STATED TASK >>
Filter the records below down to lines containing "Thibaut".

INPUT >>
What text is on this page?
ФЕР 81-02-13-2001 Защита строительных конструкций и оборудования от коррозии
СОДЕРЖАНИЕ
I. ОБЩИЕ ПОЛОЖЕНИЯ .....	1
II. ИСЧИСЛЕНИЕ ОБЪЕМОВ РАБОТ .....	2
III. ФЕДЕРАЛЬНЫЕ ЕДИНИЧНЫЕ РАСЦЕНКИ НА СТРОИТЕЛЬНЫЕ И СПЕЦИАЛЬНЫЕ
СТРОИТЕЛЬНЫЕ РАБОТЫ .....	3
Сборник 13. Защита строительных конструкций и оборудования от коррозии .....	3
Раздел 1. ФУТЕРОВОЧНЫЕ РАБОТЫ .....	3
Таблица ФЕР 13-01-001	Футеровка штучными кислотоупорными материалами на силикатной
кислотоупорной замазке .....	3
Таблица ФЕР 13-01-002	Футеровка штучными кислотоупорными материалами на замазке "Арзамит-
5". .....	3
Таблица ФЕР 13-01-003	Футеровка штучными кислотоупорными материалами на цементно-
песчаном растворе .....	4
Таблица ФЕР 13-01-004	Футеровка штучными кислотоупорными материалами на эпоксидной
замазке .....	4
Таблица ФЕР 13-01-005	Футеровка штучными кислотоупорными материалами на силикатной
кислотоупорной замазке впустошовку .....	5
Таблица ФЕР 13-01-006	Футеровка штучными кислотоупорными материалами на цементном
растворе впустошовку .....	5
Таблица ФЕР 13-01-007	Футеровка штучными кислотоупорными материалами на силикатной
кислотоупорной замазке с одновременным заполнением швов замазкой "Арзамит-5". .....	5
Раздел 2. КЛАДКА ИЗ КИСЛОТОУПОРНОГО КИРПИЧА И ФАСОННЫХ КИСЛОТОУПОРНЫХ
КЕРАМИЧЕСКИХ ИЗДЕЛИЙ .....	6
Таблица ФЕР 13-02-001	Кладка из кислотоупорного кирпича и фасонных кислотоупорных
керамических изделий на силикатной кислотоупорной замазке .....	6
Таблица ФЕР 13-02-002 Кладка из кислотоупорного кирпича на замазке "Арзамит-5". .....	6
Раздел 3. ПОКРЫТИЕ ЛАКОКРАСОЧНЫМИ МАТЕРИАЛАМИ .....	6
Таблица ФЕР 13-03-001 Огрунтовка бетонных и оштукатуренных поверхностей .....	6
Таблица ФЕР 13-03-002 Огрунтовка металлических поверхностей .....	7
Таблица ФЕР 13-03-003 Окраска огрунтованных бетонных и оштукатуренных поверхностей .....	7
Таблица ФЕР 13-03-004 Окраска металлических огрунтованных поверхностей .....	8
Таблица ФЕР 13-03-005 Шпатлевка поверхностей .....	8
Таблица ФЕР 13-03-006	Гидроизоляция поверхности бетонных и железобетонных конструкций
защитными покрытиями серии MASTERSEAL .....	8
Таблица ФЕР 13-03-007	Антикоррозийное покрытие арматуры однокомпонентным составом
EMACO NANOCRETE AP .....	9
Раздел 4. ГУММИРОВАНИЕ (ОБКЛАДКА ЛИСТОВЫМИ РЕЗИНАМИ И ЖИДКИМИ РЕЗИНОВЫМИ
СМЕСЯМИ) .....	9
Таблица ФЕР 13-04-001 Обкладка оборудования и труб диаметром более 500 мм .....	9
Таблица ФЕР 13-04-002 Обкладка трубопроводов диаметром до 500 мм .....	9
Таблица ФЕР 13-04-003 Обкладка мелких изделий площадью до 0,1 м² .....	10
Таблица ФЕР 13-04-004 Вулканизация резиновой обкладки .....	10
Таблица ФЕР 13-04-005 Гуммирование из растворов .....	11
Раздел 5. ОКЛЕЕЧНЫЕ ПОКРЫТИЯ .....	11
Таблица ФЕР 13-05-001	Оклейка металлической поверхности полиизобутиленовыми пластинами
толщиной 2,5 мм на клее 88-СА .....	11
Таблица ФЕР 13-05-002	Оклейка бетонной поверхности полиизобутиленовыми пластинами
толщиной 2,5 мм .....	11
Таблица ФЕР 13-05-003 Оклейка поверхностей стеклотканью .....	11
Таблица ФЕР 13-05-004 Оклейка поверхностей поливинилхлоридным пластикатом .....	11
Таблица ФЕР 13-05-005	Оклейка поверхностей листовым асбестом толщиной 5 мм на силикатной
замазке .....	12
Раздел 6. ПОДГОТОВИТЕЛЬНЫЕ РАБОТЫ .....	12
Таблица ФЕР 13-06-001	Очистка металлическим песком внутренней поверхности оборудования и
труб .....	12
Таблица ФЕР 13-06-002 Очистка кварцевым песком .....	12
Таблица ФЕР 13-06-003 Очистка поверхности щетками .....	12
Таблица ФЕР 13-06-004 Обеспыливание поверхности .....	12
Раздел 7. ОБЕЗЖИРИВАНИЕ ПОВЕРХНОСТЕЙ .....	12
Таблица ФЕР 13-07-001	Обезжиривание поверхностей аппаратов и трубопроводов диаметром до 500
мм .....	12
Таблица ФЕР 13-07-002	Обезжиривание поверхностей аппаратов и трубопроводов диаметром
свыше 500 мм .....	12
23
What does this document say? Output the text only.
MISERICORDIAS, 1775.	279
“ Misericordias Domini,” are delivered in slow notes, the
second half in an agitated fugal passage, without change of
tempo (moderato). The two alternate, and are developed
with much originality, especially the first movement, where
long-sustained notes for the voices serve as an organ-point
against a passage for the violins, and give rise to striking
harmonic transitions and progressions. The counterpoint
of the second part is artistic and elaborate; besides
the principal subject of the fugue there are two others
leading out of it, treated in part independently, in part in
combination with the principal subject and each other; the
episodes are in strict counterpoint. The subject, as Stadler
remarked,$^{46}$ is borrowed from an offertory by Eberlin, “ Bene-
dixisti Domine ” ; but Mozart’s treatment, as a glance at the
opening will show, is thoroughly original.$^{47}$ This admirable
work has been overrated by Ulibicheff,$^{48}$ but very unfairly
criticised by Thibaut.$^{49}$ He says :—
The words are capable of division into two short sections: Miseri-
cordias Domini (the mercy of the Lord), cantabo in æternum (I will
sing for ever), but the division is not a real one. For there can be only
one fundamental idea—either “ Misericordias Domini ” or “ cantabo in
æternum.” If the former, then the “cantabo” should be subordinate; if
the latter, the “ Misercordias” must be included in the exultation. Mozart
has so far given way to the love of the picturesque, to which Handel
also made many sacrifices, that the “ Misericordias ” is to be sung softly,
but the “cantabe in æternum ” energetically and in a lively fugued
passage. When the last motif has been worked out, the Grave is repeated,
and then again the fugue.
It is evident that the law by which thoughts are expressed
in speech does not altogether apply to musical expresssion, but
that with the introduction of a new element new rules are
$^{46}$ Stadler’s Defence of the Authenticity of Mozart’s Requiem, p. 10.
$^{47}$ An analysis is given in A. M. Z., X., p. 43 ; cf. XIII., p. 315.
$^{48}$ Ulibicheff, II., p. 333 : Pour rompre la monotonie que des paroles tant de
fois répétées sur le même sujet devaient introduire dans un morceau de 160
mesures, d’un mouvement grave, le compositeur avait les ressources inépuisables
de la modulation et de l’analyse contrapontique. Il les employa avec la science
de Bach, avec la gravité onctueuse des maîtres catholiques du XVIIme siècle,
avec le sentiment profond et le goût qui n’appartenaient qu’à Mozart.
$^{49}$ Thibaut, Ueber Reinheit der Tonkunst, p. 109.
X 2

CORRECT ANSWER >>
criticised by Thibaut.$^{49}$ He says :—
$^{49}$ Thibaut, Ueber Reinheit der Tonkunst, p. 109.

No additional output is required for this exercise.